Exercise objective: Where a line holds the string "virtuellen", return that line.

Records for processing:
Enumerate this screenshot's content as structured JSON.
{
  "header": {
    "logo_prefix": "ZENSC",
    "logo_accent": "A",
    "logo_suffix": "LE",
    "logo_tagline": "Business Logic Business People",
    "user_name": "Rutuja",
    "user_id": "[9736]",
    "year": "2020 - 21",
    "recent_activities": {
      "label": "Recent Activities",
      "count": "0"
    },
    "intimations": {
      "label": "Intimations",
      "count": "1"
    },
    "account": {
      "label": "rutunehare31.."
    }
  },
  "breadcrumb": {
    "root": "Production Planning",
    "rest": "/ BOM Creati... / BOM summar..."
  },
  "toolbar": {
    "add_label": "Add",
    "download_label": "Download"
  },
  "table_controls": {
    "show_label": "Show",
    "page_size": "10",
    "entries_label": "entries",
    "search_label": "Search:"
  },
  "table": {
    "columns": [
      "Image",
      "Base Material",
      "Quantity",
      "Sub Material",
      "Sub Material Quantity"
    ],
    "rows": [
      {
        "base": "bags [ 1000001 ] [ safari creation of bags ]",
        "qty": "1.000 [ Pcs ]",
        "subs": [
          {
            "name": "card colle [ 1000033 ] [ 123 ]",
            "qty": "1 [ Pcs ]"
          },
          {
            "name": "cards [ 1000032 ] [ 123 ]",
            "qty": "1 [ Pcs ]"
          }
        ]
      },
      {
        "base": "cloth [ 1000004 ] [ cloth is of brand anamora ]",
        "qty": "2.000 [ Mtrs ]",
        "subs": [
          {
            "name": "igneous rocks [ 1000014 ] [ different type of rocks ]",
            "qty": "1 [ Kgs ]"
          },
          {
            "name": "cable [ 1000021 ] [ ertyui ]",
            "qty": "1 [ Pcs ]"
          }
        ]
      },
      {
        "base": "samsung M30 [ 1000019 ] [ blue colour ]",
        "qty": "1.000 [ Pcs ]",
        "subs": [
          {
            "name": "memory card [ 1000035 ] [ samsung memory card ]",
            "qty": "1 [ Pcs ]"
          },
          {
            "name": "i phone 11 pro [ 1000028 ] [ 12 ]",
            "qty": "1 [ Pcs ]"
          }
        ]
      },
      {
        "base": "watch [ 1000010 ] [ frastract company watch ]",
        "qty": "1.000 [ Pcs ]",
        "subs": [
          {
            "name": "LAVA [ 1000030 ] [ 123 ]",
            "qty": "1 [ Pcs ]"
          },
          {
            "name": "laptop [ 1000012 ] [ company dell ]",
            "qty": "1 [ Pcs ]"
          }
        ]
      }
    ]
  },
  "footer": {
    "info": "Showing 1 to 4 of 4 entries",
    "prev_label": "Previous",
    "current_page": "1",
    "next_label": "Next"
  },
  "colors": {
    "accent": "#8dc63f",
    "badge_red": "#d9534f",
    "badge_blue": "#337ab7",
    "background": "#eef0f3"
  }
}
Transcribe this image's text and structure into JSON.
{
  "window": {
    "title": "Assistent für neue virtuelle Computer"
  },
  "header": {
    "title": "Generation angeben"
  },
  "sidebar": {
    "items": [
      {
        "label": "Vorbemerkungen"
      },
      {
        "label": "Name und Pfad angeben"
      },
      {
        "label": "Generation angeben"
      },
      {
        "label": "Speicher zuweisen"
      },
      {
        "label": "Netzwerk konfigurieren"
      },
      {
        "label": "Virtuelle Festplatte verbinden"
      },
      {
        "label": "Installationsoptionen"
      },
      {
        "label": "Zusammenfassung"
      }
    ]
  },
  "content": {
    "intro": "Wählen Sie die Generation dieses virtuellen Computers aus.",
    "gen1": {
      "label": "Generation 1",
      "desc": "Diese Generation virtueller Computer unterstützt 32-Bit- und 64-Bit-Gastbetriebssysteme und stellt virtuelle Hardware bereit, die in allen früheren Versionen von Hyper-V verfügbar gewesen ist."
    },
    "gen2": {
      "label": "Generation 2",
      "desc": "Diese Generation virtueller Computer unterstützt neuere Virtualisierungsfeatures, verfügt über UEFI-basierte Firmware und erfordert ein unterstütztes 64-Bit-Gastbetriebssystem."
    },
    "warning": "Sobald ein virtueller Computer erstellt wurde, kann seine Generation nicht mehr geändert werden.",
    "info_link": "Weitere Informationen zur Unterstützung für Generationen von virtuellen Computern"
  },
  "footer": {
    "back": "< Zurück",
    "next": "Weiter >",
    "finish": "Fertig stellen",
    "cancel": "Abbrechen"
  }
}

The result:
    "intro": "Wählen Sie die Generation dieses virtuellen Computers aus.",
    "info_link": "Weitere Informationen zur Unterstützung für Generationen von virtuellen Computern"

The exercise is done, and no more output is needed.